Work instructions -
Find the lines holding the word "value" and collect them.

Figure data in JSON -
╭──
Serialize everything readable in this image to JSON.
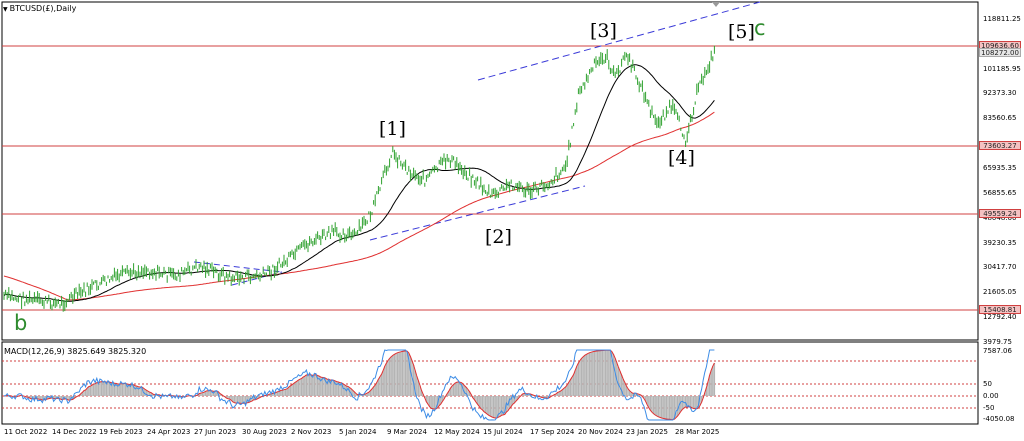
{
  "chart": {
    "symbol": "BTCUSD(£),Daily",
    "macd_label": "MACD(12,26,9) 3825.649 3825.320",
    "colors": {
      "price_bars": "#2ea02e",
      "ma_fast": "#000000",
      "ma_slow": "#e03030",
      "hlines": "#d04040",
      "channel": "#3a3ad8",
      "macd_line": "#3c8ce6",
      "macd_signal": "#e03030",
      "macd_hist": "#b4b4b4"
    },
    "wave_labels": [
      {
        "id": "b",
        "text": "b",
        "color": "#2e8b2e"
      },
      {
        "id": "w1",
        "text": "[1]",
        "color": "#000000"
      },
      {
        "id": "w2",
        "text": "[2]",
        "color": "#000000"
      },
      {
        "id": "w3",
        "text": "[3]",
        "color": "#000000"
      },
      {
        "id": "w4",
        "text": "[4]",
        "color": "#000000"
      },
      {
        "id": "w5",
        "text": "[5]",
        "color": "#000000"
      },
      {
        "id": "c",
        "text": "c",
        "color": "#2e8b2e"
      }
    ],
    "y_axis_ticks": [
      "118811.25",
      "101185.95",
      "92373.30",
      "83560.65",
      "65935.35",
      "56855.65",
      "48048.60",
      "39230.35",
      "30417.70",
      "21605.05",
      "12792.40",
      "3979.75"
    ],
    "price_levels": [
      "109636.60",
      "108272.00",
      "73603.27",
      "49559.24",
      "15408.81"
    ],
    "macd_ticks": [
      "7587.06",
      "50",
      "0.00",
      "-50",
      "-4050.08"
    ],
    "x_axis_ticks": [
      "11 Oct 2022",
      "14 Dec 2022",
      "19 Feb 2023",
      "24 Apr 2023",
      "27 Jun 2023",
      "30 Aug 2023",
      "2 Nov 2023",
      "5 Jan 2024",
      "9 Mar 2024",
      "12 May 2024",
      "15 Jul 2024",
      "17 Sep 2024",
      "20 Nov 2024",
      "23 Jan 2025",
      "28 Mar 2025"
    ]
  }
}
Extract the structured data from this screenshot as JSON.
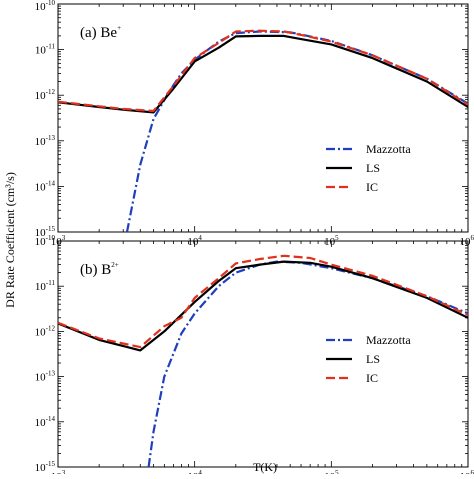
{
  "figure": {
    "ylabel": "DR Rate Coefficient (cm³/s)",
    "xlabel": "T(K)"
  },
  "legend_entries": [
    {
      "label": "Mazzotta",
      "color": "#1f3fbf",
      "style": "dash-dot"
    },
    {
      "label": "LS",
      "color": "#000000",
      "style": "solid"
    },
    {
      "label": "IC",
      "color": "#e0301e",
      "style": "dashed"
    }
  ],
  "x_ticks": [
    {
      "base": "10",
      "exp": "3",
      "value": 1000
    },
    {
      "base": "10",
      "exp": "4",
      "value": 10000
    },
    {
      "base": "10",
      "exp": "5",
      "value": 100000
    },
    {
      "base": "10",
      "exp": "6",
      "value": 1000000
    }
  ],
  "y_ticks": [
    {
      "base": "10",
      "exp": "-10",
      "value": 1e-10
    },
    {
      "base": "10",
      "exp": "-11",
      "value": 1e-11
    },
    {
      "base": "10",
      "exp": "-12",
      "value": 1e-12
    },
    {
      "base": "10",
      "exp": "-13",
      "value": 1e-13
    },
    {
      "base": "10",
      "exp": "-14",
      "value": 1e-14
    },
    {
      "base": "10",
      "exp": "-15",
      "value": 1e-15
    }
  ],
  "chart_data": [
    {
      "type": "line",
      "panel_label": "(a) Be",
      "panel_label_sup": "+",
      "xlabel": "",
      "ylabel": "DR Rate Coefficient (cm³/s)",
      "xscale": "log",
      "yscale": "log",
      "xlim": [
        1000,
        1000000
      ],
      "ylim": [
        1e-15,
        1e-10
      ],
      "legend_position": "lower-right",
      "series": [
        {
          "name": "Mazzotta",
          "x": [
            3200,
            4000,
            5000,
            6500,
            8000,
            10000,
            15000,
            20000,
            30000,
            50000,
            100000,
            200000,
            500000,
            1000000
          ],
          "y": [
            1e-15,
            3e-14,
            3e-13,
            1.2e-12,
            3e-12,
            6e-12,
            1.5e-11,
            2.3e-11,
            2.5e-11,
            2.4e-11,
            1.55e-11,
            7.5e-12,
            2.3e-12,
            6.5e-13
          ]
        },
        {
          "name": "LS",
          "x": [
            1000,
            2000,
            3000,
            5000,
            7000,
            10000,
            15000,
            20000,
            30000,
            45000,
            60000,
            100000,
            200000,
            500000,
            1000000
          ],
          "y": [
            7e-13,
            5.5e-13,
            4.8e-13,
            4.2e-13,
            1.4e-12,
            5.5e-12,
            1.1e-11,
            1.95e-11,
            2e-11,
            2e-11,
            1.7e-11,
            1.3e-11,
            6.5e-12,
            2e-12,
            5.5e-13
          ]
        },
        {
          "name": "IC",
          "x": [
            1000,
            2000,
            3000,
            5000,
            7000,
            10000,
            15000,
            20000,
            30000,
            45000,
            60000,
            100000,
            200000,
            500000,
            1000000
          ],
          "y": [
            7.2e-13,
            5.7e-13,
            5e-13,
            4.5e-13,
            1.6e-12,
            6.5e-12,
            1.4e-11,
            2.5e-11,
            2.6e-11,
            2.5e-11,
            2.1e-11,
            1.5e-11,
            7.5e-12,
            2.3e-12,
            6.2e-13
          ]
        }
      ]
    },
    {
      "type": "line",
      "panel_label": "(b) B",
      "panel_label_sup": "2+",
      "xlabel": "T(K)",
      "ylabel": "DR Rate Coefficient (cm³/s)",
      "xscale": "log",
      "yscale": "log",
      "xlim": [
        1000,
        1000000
      ],
      "ylim": [
        1e-15,
        1e-10
      ],
      "legend_position": "lower-right",
      "series": [
        {
          "name": "Mazzotta",
          "x": [
            4600,
            5000,
            6000,
            8000,
            10000,
            15000,
            20000,
            30000,
            40000,
            60000,
            100000,
            200000,
            500000,
            1000000
          ],
          "y": [
            1e-15,
            6e-15,
            1e-13,
            9e-13,
            2.5e-12,
            1e-11,
            2e-11,
            3e-11,
            3.5e-11,
            3.3e-11,
            2.5e-11,
            1.5e-11,
            6e-12,
            2.5e-12
          ]
        },
        {
          "name": "LS",
          "x": [
            1000,
            2000,
            4000,
            6000,
            10000,
            15000,
            20000,
            30000,
            45000,
            70000,
            100000,
            200000,
            500000,
            1000000
          ],
          "y": [
            1.5e-12,
            6.5e-13,
            3.8e-13,
            1e-12,
            4.5e-12,
            1.3e-11,
            2.5e-11,
            3e-11,
            3.5e-11,
            3.3e-11,
            2.7e-11,
            1.5e-11,
            5.5e-12,
            2e-12
          ]
        },
        {
          "name": "IC",
          "x": [
            1000,
            2000,
            4000,
            6000,
            8000,
            10000,
            15000,
            20000,
            30000,
            45000,
            70000,
            100000,
            200000,
            500000,
            1000000
          ],
          "y": [
            1.55e-12,
            7e-13,
            4.5e-13,
            1.3e-12,
            2e-12,
            5.5e-12,
            1.5e-11,
            3.2e-11,
            4e-11,
            4.7e-11,
            4.2e-11,
            3e-11,
            1.7e-11,
            6e-12,
            2.3e-12
          ]
        }
      ]
    }
  ]
}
╰──
Final result -
      "value": 1000
      "value": 10000
      "value": 100000
      "value": 1000000
      "value": 1e-10
      "value": 1e-11
      "value": 1e-12
      "value": 1e-13
      "value": 1e-14
      "value": 1e-15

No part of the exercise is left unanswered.